TASK TO COMPLETE: Print the listing below exactly.
[start EXCERPTED RECORDS]
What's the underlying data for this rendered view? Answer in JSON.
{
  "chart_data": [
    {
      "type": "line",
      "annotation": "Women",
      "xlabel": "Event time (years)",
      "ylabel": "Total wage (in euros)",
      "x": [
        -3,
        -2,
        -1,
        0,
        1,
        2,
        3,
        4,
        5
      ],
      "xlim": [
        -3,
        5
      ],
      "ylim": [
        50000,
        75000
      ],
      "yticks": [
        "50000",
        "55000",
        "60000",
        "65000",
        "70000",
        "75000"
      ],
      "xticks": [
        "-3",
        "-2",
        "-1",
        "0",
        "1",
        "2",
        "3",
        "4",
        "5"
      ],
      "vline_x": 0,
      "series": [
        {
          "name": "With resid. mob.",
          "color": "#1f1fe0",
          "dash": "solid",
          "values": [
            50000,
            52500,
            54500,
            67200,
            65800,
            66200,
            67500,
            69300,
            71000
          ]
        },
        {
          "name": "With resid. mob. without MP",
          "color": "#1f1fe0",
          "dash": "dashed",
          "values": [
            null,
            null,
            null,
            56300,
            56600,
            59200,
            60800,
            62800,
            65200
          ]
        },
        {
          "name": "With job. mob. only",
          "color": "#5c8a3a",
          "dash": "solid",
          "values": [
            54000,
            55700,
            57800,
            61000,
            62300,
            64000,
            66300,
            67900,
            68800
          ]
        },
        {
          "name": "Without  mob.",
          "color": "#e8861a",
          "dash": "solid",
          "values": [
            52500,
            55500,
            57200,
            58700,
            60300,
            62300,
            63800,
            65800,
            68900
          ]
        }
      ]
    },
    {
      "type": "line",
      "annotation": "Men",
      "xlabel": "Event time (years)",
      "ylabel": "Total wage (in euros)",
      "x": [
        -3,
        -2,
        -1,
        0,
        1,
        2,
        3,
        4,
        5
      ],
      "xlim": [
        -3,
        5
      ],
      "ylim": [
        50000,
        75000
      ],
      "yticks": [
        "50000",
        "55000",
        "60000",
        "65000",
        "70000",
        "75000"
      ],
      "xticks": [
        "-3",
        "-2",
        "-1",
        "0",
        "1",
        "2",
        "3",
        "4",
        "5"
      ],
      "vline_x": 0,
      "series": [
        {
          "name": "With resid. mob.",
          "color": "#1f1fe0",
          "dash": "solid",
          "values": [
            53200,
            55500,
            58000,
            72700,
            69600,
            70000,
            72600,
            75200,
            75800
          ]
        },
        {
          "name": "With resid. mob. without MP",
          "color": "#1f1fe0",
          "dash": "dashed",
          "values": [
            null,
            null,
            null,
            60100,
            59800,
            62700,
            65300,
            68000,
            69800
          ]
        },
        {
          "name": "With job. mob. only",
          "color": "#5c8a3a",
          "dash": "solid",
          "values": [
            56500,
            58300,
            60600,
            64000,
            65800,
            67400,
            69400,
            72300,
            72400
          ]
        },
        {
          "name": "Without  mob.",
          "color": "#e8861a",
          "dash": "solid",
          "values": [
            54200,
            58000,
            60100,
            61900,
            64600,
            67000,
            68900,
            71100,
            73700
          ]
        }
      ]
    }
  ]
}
[end EXCERPTED RECORDS]
EXERCISE RESULT:
What's the underlying data for this rendered view? Answer in JSON.
{
  "chart_data": [
    {
      "type": "line",
      "annotation": "Women",
      "xlabel": "Event time (years)",
      "ylabel": "Total wage (in euros)",
      "x": [
        -3,
        -2,
        -1,
        0,
        1,
        2,
        3,
        4,
        5
      ],
      "xlim": [
        -3,
        5
      ],
      "ylim": [
        50000,
        75000
      ],
      "yticks": [
        "50000",
        "55000",
        "60000",
        "65000",
        "70000",
        "75000"
      ],
      "xticks": [
        "-3",
        "-2",
        "-1",
        "0",
        "1",
        "2",
        "3",
        "4",
        "5"
      ],
      "vline_x": 0,
      "series": [
        {
          "name": "With resid. mob.",
          "color": "#1f1fe0",
          "dash": "solid",
          "values": [
            50000,
            52500,
            54500,
            67200,
            65800,
            66200,
            67500,
            69300,
            71000
          ]
        },
        {
          "name": "With resid. mob. without MP",
          "color": "#1f1fe0",
          "dash": "dashed",
          "values": [
            null,
            null,
            null,
            56300,
            56600,
            59200,
            60800,
            62800,
            65200
          ]
        },
        {
          "name": "With job. mob. only",
          "color": "#5c8a3a",
          "dash": "solid",
          "values": [
            54000,
            55700,
            57800,
            61000,
            62300,
            64000,
            66300,
            67900,
            68800
          ]
        },
        {
          "name": "Without  mob.",
          "color": "#e8861a",
          "dash": "solid",
          "values": [
            52500,
            55500,
            57200,
            58700,
            60300,
            62300,
            63800,
            65800,
            68900
          ]
        }
      ]
    },
    {
      "type": "line",
      "annotation": "Men",
      "xlabel": "Event time (years)",
      "ylabel": "Total wage (in euros)",
      "x": [
        -3,
        -2,
        -1,
        0,
        1,
        2,
        3,
        4,
        5
      ],
      "xlim": [
        -3,
        5
      ],
      "ylim": [
        50000,
        75000
      ],
      "yticks": [
        "50000",
        "55000",
        "60000",
        "65000",
        "70000",
        "75000"
      ],
      "xticks": [
        "-3",
        "-2",
        "-1",
        "0",
        "1",
        "2",
        "3",
        "4",
        "5"
      ],
      "vline_x": 0,
      "series": [
        {
          "name": "With resid. mob.",
          "color": "#1f1fe0",
          "dash": "solid",
          "values": [
            53200,
            55500,
            58000,
            72700,
            69600,
            70000,
            72600,
            75200,
            75800
          ]
        },
        {
          "name": "With resid. mob. without MP",
          "color": "#1f1fe0",
          "dash": "dashed",
          "values": [
            null,
            null,
            null,
            60100,
            59800,
            62700,
            65300,
            68000,
            69800
          ]
        },
        {
          "name": "With job. mob. only",
          "color": "#5c8a3a",
          "dash": "solid",
          "values": [
            56500,
            58300,
            60600,
            64000,
            65800,
            67400,
            69400,
            72300,
            72400
          ]
        },
        {
          "name": "Without  mob.",
          "color": "#e8861a",
          "dash": "solid",
          "values": [
            54200,
            58000,
            60100,
            61900,
            64600,
            67000,
            68900,
            71100,
            73700
          ]
        }
      ]
    }
  ]
}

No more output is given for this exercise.